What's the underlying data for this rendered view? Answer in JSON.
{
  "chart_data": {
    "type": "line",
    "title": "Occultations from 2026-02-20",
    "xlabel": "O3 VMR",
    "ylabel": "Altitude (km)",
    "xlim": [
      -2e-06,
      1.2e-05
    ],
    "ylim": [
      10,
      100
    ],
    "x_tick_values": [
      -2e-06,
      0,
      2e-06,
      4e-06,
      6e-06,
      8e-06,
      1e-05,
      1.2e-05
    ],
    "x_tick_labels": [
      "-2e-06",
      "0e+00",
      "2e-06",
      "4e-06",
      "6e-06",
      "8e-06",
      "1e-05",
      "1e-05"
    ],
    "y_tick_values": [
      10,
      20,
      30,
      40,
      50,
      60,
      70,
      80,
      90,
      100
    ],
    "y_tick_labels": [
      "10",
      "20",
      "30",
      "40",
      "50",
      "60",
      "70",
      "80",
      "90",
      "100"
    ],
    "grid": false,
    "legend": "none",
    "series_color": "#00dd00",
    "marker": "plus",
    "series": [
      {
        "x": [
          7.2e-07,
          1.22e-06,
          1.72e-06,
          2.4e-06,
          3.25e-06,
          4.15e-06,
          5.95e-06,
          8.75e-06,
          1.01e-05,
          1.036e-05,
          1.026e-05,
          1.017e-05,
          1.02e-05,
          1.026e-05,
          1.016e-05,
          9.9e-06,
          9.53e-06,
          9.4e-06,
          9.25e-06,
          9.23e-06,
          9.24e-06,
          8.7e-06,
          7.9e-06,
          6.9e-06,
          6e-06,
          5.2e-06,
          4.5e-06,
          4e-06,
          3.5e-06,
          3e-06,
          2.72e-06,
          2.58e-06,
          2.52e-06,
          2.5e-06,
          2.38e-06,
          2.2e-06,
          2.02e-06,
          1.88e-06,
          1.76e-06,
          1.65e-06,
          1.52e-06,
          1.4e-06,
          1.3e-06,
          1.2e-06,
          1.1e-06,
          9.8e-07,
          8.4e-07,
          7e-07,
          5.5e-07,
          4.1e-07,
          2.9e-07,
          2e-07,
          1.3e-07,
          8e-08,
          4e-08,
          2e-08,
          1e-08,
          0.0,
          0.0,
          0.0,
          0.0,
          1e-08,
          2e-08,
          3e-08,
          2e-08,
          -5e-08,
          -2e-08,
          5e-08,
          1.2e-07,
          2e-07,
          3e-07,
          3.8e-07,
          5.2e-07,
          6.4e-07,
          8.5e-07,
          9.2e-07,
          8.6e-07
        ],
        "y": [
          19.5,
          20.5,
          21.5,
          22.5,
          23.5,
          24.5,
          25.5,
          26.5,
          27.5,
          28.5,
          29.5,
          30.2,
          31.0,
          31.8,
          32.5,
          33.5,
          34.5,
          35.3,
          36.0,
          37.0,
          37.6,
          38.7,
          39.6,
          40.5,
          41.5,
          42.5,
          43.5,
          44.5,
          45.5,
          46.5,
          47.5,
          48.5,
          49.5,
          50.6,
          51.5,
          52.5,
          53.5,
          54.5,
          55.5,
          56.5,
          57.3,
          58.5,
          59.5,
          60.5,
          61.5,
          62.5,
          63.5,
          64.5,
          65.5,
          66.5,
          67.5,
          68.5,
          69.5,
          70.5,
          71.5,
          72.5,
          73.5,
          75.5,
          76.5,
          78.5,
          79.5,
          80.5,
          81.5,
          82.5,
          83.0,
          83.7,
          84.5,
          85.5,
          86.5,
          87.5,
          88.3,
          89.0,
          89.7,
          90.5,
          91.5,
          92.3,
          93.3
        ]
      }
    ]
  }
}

****

» Requirement:
Return all of the data precisely as it appears.

» Result:
What's the underlying data for this rendered view? Answer in JSON.
{
  "chart_data": {
    "type": "line",
    "title": "Occultations from 2026-02-20",
    "xlabel": "O3 VMR",
    "ylabel": "Altitude (km)",
    "xlim": [
      -2e-06,
      1.2e-05
    ],
    "ylim": [
      10,
      100
    ],
    "x_tick_values": [
      -2e-06,
      0,
      2e-06,
      4e-06,
      6e-06,
      8e-06,
      1e-05,
      1.2e-05
    ],
    "x_tick_labels": [
      "-2e-06",
      "0e+00",
      "2e-06",
      "4e-06",
      "6e-06",
      "8e-06",
      "1e-05",
      "1e-05"
    ],
    "y_tick_values": [
      10,
      20,
      30,
      40,
      50,
      60,
      70,
      80,
      90,
      100
    ],
    "y_tick_labels": [
      "10",
      "20",
      "30",
      "40",
      "50",
      "60",
      "70",
      "80",
      "90",
      "100"
    ],
    "grid": false,
    "legend": "none",
    "series_color": "#00dd00",
    "marker": "plus",
    "series": [
      {
        "x": [
          7.2e-07,
          1.22e-06,
          1.72e-06,
          2.4e-06,
          3.25e-06,
          4.15e-06,
          5.95e-06,
          8.75e-06,
          1.01e-05,
          1.036e-05,
          1.026e-05,
          1.017e-05,
          1.02e-05,
          1.026e-05,
          1.016e-05,
          9.9e-06,
          9.53e-06,
          9.4e-06,
          9.25e-06,
          9.23e-06,
          9.24e-06,
          8.7e-06,
          7.9e-06,
          6.9e-06,
          6e-06,
          5.2e-06,
          4.5e-06,
          4e-06,
          3.5e-06,
          3e-06,
          2.72e-06,
          2.58e-06,
          2.52e-06,
          2.5e-06,
          2.38e-06,
          2.2e-06,
          2.02e-06,
          1.88e-06,
          1.76e-06,
          1.65e-06,
          1.52e-06,
          1.4e-06,
          1.3e-06,
          1.2e-06,
          1.1e-06,
          9.8e-07,
          8.4e-07,
          7e-07,
          5.5e-07,
          4.1e-07,
          2.9e-07,
          2e-07,
          1.3e-07,
          8e-08,
          4e-08,
          2e-08,
          1e-08,
          0.0,
          0.0,
          0.0,
          0.0,
          1e-08,
          2e-08,
          3e-08,
          2e-08,
          -5e-08,
          -2e-08,
          5e-08,
          1.2e-07,
          2e-07,
          3e-07,
          3.8e-07,
          5.2e-07,
          6.4e-07,
          8.5e-07,
          9.2e-07,
          8.6e-07
        ],
        "y": [
          19.5,
          20.5,
          21.5,
          22.5,
          23.5,
          24.5,
          25.5,
          26.5,
          27.5,
          28.5,
          29.5,
          30.2,
          31.0,
          31.8,
          32.5,
          33.5,
          34.5,
          35.3,
          36.0,
          37.0,
          37.6,
          38.7,
          39.6,
          40.5,
          41.5,
          42.5,
          43.5,
          44.5,
          45.5,
          46.5,
          47.5,
          48.5,
          49.5,
          50.6,
          51.5,
          52.5,
          53.5,
          54.5,
          55.5,
          56.5,
          57.3,
          58.5,
          59.5,
          60.5,
          61.5,
          62.5,
          63.5,
          64.5,
          65.5,
          66.5,
          67.5,
          68.5,
          69.5,
          70.5,
          71.5,
          72.5,
          73.5,
          75.5,
          76.5,
          78.5,
          79.5,
          80.5,
          81.5,
          82.5,
          83.0,
          83.7,
          84.5,
          85.5,
          86.5,
          87.5,
          88.3,
          89.0,
          89.7,
          90.5,
          91.5,
          92.3,
          93.3
        ]
      }
    ]
  }
}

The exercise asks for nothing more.